▶ **EXERCISE INSTRUCTIONS**
Output the data exactly, with every line intact.
***** RECORD SET
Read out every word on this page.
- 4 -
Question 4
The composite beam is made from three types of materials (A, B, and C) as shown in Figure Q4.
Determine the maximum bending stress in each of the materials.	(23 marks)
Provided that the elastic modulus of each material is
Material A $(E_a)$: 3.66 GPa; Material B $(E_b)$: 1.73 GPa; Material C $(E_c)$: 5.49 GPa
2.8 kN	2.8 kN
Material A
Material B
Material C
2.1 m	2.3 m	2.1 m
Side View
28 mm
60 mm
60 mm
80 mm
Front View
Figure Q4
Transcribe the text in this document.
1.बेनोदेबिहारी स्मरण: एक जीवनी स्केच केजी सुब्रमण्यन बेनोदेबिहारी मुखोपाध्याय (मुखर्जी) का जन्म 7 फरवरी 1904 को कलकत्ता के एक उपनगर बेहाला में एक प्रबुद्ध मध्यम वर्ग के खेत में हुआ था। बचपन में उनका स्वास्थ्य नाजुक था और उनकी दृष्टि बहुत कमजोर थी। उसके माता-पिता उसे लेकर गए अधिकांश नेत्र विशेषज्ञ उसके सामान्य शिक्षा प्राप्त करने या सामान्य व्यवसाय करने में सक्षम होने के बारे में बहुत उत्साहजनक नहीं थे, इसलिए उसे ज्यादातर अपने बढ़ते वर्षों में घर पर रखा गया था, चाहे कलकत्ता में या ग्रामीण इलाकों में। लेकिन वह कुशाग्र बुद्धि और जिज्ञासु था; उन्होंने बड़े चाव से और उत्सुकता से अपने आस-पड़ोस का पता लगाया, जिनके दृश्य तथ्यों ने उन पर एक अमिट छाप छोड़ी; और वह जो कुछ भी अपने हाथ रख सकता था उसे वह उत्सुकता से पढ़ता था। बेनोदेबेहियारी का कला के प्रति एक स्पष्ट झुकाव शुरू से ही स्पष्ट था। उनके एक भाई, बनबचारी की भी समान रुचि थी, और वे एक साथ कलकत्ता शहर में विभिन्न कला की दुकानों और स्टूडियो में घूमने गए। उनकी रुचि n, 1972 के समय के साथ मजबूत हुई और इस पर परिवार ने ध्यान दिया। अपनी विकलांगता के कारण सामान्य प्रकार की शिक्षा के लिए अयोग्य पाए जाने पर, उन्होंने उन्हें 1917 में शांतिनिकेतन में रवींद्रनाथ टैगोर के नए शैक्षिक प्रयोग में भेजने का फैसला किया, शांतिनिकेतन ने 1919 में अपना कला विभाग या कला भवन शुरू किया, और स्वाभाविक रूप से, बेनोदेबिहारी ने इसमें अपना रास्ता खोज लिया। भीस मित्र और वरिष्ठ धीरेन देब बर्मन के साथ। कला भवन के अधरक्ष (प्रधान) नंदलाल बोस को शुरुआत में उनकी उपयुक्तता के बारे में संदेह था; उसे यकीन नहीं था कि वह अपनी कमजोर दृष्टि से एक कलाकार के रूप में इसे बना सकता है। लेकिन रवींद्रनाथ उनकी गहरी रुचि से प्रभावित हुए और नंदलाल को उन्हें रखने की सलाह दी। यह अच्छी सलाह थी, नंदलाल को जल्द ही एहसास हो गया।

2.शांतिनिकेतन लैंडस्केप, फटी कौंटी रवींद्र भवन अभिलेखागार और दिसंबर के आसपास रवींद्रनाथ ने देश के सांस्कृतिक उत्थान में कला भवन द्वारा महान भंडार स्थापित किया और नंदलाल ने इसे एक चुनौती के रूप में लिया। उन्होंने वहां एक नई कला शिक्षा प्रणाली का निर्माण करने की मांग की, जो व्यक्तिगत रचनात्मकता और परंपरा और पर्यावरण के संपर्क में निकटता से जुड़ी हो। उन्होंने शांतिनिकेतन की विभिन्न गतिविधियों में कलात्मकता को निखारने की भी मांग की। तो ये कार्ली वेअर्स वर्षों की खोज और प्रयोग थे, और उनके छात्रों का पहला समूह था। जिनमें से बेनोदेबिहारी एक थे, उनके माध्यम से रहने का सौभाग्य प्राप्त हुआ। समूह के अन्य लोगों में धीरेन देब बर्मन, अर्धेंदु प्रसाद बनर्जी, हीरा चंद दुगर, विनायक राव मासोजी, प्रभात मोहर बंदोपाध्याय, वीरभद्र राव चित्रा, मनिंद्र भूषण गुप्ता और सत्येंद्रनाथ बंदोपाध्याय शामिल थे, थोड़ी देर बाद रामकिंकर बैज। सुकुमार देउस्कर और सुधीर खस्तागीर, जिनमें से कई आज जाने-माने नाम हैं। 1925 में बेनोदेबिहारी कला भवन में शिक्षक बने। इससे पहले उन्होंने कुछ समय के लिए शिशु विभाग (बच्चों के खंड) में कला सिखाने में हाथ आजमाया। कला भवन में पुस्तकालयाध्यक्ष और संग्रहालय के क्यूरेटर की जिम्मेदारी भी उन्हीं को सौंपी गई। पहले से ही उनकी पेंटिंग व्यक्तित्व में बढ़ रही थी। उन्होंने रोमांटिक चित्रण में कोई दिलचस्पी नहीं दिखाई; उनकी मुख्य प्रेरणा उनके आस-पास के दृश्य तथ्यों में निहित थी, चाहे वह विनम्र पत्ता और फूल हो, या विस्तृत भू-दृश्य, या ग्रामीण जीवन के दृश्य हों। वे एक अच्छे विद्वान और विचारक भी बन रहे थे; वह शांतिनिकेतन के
**********
▶ **RESPONSE TO THE TASK**
Read out every word on this page.
- 4 -
Question 4
The composite beam is made from three types of materials (A, B, and C) as shown in Figure Q4.
Determine the maximum bending stress in each of the materials.	(23 marks)
Provided that the elastic modulus of each material is
Material A $(E_a)$: 3.66 GPa; Material B $(E_b)$: 1.73 GPa; Material C $(E_c)$: 5.49 GPa
2.8 kN	2.8 kN
Material A
Material B
Material C
2.1 m	2.3 m	2.1 m
Side View
28 mm
60 mm
60 mm
80 mm
Front View
Figure Q4
Transcribe the text in this document.
1.बेनोदेबिहारी स्मरण: एक जीवनी स्केच केजी सुब्रमण्यन बेनोदेबिहारी मुखोपाध्याय (मुखर्जी) का जन्म 7 फरवरी 1904 को कलकत्ता के एक उपनगर बेहाला में एक प्रबुद्ध मध्यम वर्ग के खेत में हुआ था। बचपन में उनका स्वास्थ्य नाजुक था और उनकी दृष्टि बहुत कमजोर थी। उसके माता-पिता उसे लेकर गए अधिकांश नेत्र विशेषज्ञ उसके सामान्य शिक्षा प्राप्त करने या सामान्य व्यवसाय करने में सक्षम होने के बारे में बहुत उत्साहजनक नहीं थे, इसलिए उसे ज्यादातर अपने बढ़ते वर्षों में घर पर रखा गया था, चाहे कलकत्ता में या ग्रामीण इलाकों में। लेकिन वह कुशाग्र बुद्धि और जिज्ञासु था; उन्होंने बड़े चाव से और उत्सुकता से अपने आस-पड़ोस का पता लगाया, जिनके दृश्य तथ्यों ने उन पर एक अमिट छाप छोड़ी; और वह जो कुछ भी अपने हाथ रख सकता था उसे वह उत्सुकता से पढ़ता था। बेनोदेबेहियारी का कला के प्रति एक स्पष्ट झुकाव शुरू से ही स्पष्ट था। उनके एक भाई, बनबचारी की भी समान रुचि थी, और वे एक साथ कलकत्ता शहर में विभिन्न कला की दुकानों और स्टूडियो में घूमने गए। उनकी रुचि n, 1972 के समय के साथ मजबूत हुई और इस पर परिवार ने ध्यान दिया। अपनी विकलांगता के कारण सामान्य प्रकार की शिक्षा के लिए अयोग्य पाए जाने पर, उन्होंने उन्हें 1917 में शांतिनिकेतन में रवींद्रनाथ टैगोर के नए शैक्षिक प्रयोग में भेजने का फैसला किया, शांतिनिकेतन ने 1919 में अपना कला विभाग या कला भवन शुरू किया, और स्वाभाविक रूप से, बेनोदेबिहारी ने इसमें अपना रास्ता खोज लिया। भीस मित्र और वरिष्ठ धीरेन देब बर्मन के साथ। कला भवन के अधरक्ष (प्रधान) नंदलाल बोस को शुरुआत में उनकी उपयुक्तता के बारे में संदेह था; उसे यकीन नहीं था कि वह अपनी कमजोर दृष्टि से एक कलाकार के रूप में इसे बना सकता है। लेकिन रवींद्रनाथ उनकी गहरी रुचि से प्रभावित हुए और नंदलाल को उन्हें रखने की सलाह दी। यह अच्छी सलाह थी, नंदलाल को जल्द ही एहसास हो गया।

2.शांतिनिकेतन लैंडस्केप, फटी कौंटी रवींद्र भवन अभिलेखागार और दिसंबर के आसपास रवींद्रनाथ ने देश के सांस्कृतिक उत्थान में कला भवन द्वारा महान भंडार स्थापित किया और नंदलाल ने इसे एक चुनौती के रूप में लिया। उन्होंने वहां एक नई कला शिक्षा प्रणाली का निर्माण करने की मांग की, जो व्यक्तिगत रचनात्मकता और परंपरा और पर्यावरण के संपर्क में निकटता से जुड़ी हो। उन्होंने शांतिनिकेतन की विभिन्न गतिविधियों में कलात्मकता को निखारने की भी मांग की। तो ये कार्ली वेअर्स वर्षों की खोज और प्रयोग थे, और उनके छात्रों का पहला समूह था। जिनमें से बेनोदेबिहारी एक थे, उनके माध्यम से रहने का सौभाग्य प्राप्त हुआ। समूह के अन्य लोगों में धीरेन देब बर्मन, अर्धेंदु प्रसाद बनर्जी, हीरा चंद दुगर, विनायक राव मासोजी, प्रभात मोहर बंदोपाध्याय, वीरभद्र राव चित्रा, मनिंद्र भूषण गुप्ता और सत्येंद्रनाथ बंदोपाध्याय शामिल थे, थोड़ी देर बाद रामकिंकर बैज। सुकुमार देउस्कर और सुधीर खस्तागीर, जिनमें से कई आज जाने-माने नाम हैं। 1925 में बेनोदेबिहारी कला भवन में शिक्षक बने। इससे पहले उन्होंने कुछ समय के लिए शिशु विभाग (बच्चों के खंड) में कला सिखाने में हाथ आजमाया। कला भवन में पुस्तकालयाध्यक्ष और संग्रहालय के क्यूरेटर की जिम्मेदारी भी उन्हीं को सौंपी गई। पहले से ही उनकी पेंटिंग व्यक्तित्व में बढ़ रही थी। उन्होंने रोमांटिक चित्रण में कोई दिलचस्पी नहीं दिखाई; उनकी मुख्य प्रेरणा उनके आस-पास के दृश्य तथ्यों में निहित थी, चाहे वह विनम्र पत्ता और फूल हो, या विस्तृत भू-दृश्य, या ग्रामीण जीवन के दृश्य हों। वे एक अच्छे विद्वान और विचारक भी बन रहे थे; वह शांतिनिकेतन के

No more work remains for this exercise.